#### [What is expected]
Read the records below and copy each line that contains "иностранных".

* START *

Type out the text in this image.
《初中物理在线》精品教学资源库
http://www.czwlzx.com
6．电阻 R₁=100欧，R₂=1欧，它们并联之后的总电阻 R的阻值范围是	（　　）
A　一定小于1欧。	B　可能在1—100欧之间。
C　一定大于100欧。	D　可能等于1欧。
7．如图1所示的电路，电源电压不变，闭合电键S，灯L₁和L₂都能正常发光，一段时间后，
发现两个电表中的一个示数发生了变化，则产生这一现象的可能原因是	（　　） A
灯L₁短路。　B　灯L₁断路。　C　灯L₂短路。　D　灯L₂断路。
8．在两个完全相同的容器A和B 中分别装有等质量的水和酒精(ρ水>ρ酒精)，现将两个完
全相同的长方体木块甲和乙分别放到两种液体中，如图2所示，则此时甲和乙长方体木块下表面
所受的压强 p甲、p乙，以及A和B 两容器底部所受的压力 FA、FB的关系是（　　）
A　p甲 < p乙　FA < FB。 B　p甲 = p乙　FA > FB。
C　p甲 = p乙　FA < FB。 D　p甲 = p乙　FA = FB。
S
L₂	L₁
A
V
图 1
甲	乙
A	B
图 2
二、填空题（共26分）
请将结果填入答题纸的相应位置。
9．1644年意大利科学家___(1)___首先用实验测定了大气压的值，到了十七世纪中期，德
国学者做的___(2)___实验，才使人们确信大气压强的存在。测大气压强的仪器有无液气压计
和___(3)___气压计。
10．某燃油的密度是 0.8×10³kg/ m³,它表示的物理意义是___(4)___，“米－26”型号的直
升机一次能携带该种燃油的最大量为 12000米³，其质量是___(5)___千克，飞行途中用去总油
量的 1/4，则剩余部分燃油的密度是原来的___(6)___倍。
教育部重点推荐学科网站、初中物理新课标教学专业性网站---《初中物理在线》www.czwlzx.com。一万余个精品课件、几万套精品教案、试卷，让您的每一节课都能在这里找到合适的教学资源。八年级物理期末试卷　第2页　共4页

* END *
* START *

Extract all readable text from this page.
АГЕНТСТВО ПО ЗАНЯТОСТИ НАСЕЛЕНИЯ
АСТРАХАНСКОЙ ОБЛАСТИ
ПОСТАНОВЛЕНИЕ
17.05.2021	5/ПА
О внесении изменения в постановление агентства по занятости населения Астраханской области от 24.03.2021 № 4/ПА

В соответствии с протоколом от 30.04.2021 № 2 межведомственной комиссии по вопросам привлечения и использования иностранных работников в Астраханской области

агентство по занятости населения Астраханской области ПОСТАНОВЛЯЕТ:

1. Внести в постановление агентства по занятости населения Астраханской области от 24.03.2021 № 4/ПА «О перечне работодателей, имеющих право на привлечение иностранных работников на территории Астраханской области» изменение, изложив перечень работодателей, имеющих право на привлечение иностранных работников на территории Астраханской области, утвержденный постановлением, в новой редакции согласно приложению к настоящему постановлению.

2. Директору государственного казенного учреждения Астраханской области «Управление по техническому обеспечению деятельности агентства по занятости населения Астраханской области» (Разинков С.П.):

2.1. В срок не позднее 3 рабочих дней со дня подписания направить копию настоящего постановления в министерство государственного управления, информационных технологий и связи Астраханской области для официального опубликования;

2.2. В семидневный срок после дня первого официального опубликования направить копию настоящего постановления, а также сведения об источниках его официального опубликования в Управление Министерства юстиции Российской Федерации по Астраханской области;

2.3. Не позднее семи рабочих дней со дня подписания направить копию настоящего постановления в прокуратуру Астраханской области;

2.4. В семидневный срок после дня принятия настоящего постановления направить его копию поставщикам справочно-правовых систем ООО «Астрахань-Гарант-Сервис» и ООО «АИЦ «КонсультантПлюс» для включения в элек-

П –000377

* END *

#### [Exercise result]
В соответствии с протоколом от 30.04.2021 № 2 межведомственной комиссии по вопросам привлечения и использования иностранных работников в Астраханской области
1. Внести в постановление агентства по занятости населения Астраханской области от 24.03.2021 № 4/ПА «О перечне работодателей, имеющих право на привлечение иностранных работников на территории Астраханской области» изменение, изложив перечень работодателей, имеющих право на привлечение иностранных работников на территории Астраханской области, утвержденный постановлением, в новой редакции согласно приложению к настоящему постановлению.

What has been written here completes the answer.